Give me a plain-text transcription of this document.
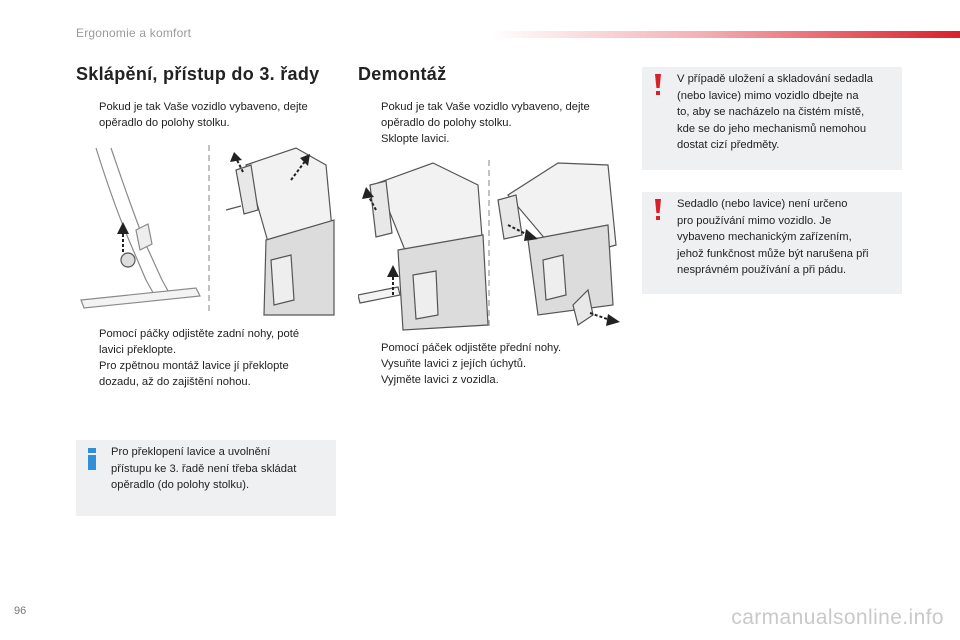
Ergonomie a komfort
Sklápění, přístup do 3. řady

Pokud je tak Vaše vozidlo vybaveno, dejte
opěradlo do polohy stolku.

Pomocí páčky odjistěte zadní nohy, poté
lavici překlopte.

Pro zpětnou montáž lavice jí překlopte
dozadu, až do zajištění nohou.

Pro překlopení lavice a uvolnění
přístupu ke 3. řadě není třeba skládat
opěradlo (do polohy stolku).
Demontáž

Pokud je tak Vaše vozidlo vybaveno, dejte
opěradlo do polohy stolku.

Sklopte lavici.

Pomocí páček odjistěte přední nohy.

Vysuňte lavici z jejích úchytů.

Vyjměte lavici z vozidla.

V případě uložení a skladování sedadla
(nebo lavice) mimo vozidlo dbejte na
to, aby se nacházelo na čistém místě,
kde se do jeho mechanismů nemohou
dostat cizí předměty.
Sedadlo (nebo lavice) není určeno
pro používání mimo vozidlo. Je
vybaveno mechanickým zařízením,
jehož funkčnost může být narušena při
nesprávném používání a při pádu.
96	carmanualsonline.info
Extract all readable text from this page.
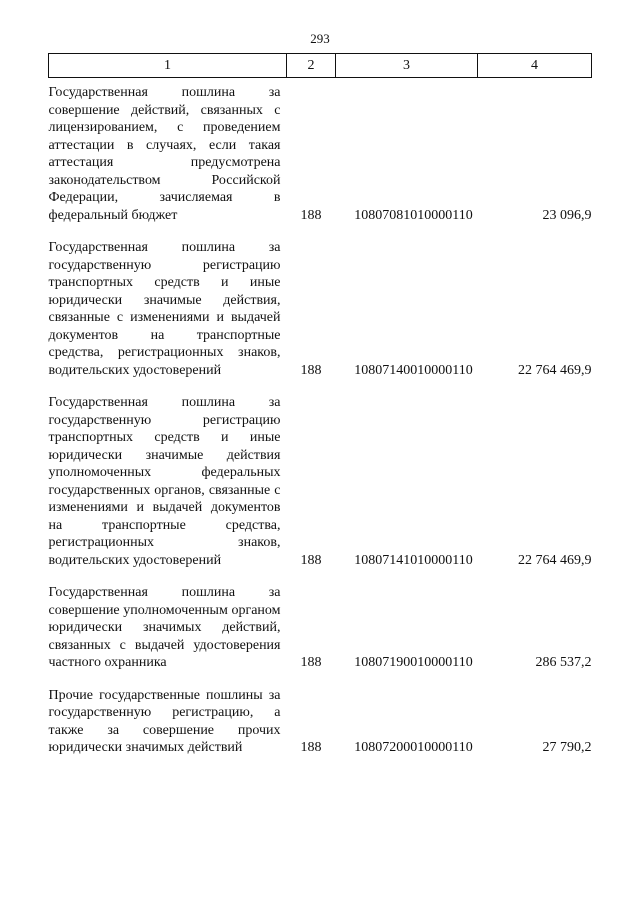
293
1	2	3	4
Государственная пошлина за совершение действий, связанных с лицензированием, с проведением аттестации в случаях, если такая аттестация предусмотрена законодательством Российской Федерации, зачисляемая в федеральный бюджет	188	10807081010000110	23 096,9
Государственная пошлина за государственную регистрацию транспортных средств и иные юридически значимые действия, связанные с изменениями и выдачей документов на транспортные средства, регистрационных знаков, водительских удостоверений	188	10807140010000110	22 764 469,9
Государственная пошлина за государственную регистрацию транспортных средств и иные юридически значимые действия уполномоченных федеральных государственных органов, связанные с изменениями и выдачей документов на транспортные средства, регистрационных знаков, водительских удостоверений	188	10807141010000110	22 764 469,9
Государственная пошлина за совершение уполномоченным органом юридически значимых действий, связанных с выдачей удостоверения частного охранника	188	10807190010000110	286 537,2
Прочие государственные пошлины за государственную регистрацию, а также за совершение прочих юридически значимых действий	188	10807200010000110	27 790,2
......
▸ **Exercise objective**: Find the word "значимых" in the records and pull out each line that has it.

▸ **The solution**:
Государственная пошлина за совершение уполномоченным органом юридически значимых действий, связанных с выдачей удостоверения частного охранника	188	10807190010000110	286 537,2
Прочие государственные пошлины за государственную регистрацию, а также за совершение прочих юридически значимых действий	188	10807200010000110	27 790,2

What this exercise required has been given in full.